BEGIN Input records

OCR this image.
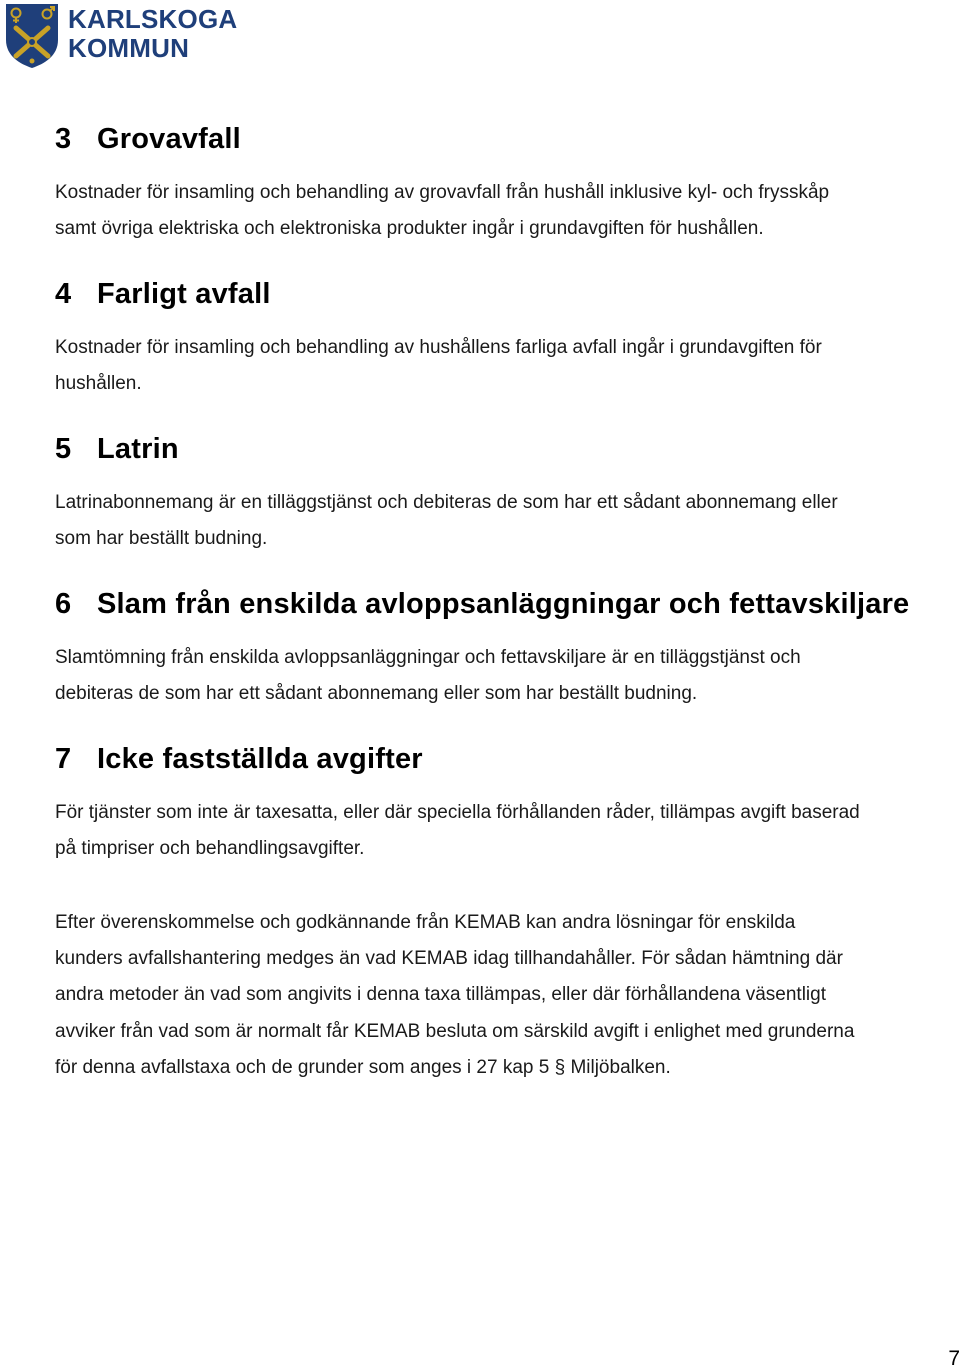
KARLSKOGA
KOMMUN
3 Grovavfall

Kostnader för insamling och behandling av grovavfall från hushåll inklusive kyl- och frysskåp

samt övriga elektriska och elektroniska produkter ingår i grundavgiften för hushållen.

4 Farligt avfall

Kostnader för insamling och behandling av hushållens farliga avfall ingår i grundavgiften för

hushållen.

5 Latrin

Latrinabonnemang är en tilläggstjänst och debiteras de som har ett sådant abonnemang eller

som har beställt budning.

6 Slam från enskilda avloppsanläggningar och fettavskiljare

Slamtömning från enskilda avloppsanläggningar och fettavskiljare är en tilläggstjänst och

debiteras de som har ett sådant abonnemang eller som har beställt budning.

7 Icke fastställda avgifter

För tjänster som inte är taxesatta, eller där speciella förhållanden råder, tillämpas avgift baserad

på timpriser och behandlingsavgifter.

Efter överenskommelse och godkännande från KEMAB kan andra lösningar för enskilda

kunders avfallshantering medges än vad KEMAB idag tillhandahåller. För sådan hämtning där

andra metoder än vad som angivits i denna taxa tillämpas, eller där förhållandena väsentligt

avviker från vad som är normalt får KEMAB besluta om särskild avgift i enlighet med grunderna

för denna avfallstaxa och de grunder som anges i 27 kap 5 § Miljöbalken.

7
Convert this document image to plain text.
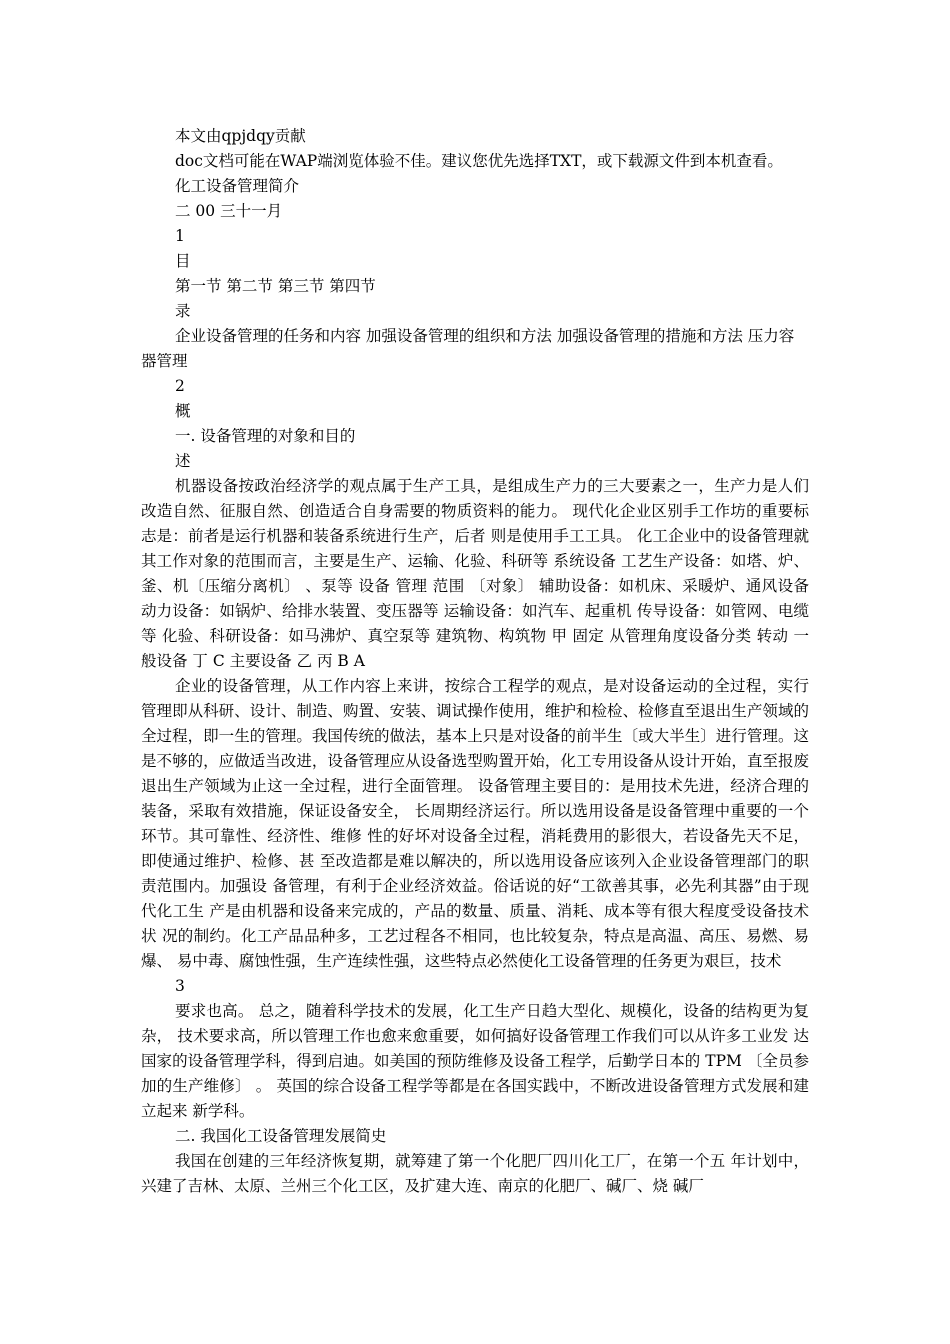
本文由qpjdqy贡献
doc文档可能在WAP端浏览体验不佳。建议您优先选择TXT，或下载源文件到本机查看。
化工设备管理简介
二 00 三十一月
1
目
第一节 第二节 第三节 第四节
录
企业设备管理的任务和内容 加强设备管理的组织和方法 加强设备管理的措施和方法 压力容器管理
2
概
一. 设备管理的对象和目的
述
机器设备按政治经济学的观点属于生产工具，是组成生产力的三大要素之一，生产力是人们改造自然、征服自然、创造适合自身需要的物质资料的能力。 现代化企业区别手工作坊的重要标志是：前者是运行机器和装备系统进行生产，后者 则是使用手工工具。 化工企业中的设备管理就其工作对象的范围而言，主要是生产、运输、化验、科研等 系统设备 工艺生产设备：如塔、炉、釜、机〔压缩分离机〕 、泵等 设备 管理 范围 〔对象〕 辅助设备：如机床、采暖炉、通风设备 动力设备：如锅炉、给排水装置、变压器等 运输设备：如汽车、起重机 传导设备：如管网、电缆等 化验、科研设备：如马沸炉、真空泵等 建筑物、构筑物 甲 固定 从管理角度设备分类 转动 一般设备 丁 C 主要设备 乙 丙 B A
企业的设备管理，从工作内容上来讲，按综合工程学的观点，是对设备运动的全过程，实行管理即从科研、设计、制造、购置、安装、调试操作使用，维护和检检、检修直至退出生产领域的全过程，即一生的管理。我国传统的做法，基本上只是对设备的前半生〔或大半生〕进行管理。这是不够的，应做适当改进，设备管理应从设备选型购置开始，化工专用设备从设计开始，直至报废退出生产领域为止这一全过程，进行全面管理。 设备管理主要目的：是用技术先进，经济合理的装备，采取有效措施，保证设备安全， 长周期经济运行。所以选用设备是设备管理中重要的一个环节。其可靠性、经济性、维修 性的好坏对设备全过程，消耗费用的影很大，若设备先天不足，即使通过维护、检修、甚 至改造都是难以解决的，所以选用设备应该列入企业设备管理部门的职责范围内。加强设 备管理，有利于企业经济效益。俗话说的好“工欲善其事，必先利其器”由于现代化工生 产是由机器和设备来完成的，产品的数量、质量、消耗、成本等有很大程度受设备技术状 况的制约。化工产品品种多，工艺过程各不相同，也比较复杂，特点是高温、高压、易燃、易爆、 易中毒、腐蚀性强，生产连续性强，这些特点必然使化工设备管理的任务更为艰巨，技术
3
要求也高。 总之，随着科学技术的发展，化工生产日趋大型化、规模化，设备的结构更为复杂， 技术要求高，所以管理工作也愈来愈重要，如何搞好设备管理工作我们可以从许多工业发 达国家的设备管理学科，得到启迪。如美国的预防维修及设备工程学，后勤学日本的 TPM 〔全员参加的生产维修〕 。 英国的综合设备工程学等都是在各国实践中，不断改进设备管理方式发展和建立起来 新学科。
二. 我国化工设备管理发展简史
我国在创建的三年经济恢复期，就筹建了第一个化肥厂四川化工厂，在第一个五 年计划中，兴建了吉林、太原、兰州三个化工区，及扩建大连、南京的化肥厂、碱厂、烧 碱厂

END Input records
BEGIN Input records

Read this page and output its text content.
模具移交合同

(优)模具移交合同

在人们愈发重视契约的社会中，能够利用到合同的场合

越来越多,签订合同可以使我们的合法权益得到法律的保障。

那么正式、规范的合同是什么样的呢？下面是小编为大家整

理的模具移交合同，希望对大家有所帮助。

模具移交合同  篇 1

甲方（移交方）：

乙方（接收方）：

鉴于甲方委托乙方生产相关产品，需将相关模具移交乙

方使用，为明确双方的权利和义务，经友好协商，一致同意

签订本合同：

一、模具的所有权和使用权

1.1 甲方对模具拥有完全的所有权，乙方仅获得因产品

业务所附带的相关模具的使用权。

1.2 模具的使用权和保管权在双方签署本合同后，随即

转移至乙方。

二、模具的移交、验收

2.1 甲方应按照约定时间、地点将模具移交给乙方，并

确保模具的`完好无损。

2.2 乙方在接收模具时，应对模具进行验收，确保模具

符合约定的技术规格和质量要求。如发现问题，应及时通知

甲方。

END Input records
BEGIN Input records

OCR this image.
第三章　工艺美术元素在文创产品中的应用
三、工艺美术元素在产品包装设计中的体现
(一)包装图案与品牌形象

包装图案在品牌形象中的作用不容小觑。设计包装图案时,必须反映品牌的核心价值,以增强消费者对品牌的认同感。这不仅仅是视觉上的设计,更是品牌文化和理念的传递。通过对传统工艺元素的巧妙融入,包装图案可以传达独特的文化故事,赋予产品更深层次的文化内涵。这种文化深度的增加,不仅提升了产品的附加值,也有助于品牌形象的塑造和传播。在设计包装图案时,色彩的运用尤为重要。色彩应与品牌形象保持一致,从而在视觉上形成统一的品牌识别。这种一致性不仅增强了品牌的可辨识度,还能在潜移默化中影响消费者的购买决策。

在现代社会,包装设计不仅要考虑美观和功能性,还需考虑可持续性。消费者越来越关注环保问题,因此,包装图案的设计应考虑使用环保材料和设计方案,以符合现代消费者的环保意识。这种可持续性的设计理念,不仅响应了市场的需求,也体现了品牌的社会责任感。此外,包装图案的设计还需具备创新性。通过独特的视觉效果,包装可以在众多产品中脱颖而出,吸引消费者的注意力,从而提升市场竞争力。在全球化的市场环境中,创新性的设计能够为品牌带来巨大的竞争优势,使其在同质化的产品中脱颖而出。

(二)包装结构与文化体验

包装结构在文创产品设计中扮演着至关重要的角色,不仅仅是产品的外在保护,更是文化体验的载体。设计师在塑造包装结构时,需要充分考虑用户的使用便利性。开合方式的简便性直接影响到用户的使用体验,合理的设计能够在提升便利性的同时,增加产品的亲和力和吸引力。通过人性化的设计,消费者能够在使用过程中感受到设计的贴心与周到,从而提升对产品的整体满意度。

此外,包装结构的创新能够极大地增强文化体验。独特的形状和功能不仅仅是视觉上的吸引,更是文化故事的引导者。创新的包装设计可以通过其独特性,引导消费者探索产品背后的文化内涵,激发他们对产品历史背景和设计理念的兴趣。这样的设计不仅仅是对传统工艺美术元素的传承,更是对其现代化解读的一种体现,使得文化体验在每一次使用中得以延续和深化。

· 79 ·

END Input records

### [What you will do]
Display every line of the listing that contains the string "grundavgiften".

### [Written answer]
samt övriga elektriska och elektroniska produkter ingår i grundavgiften för hushållen.
Kostnader för insamling och behandling av hushållens farliga avfall ingår i grundavgiften för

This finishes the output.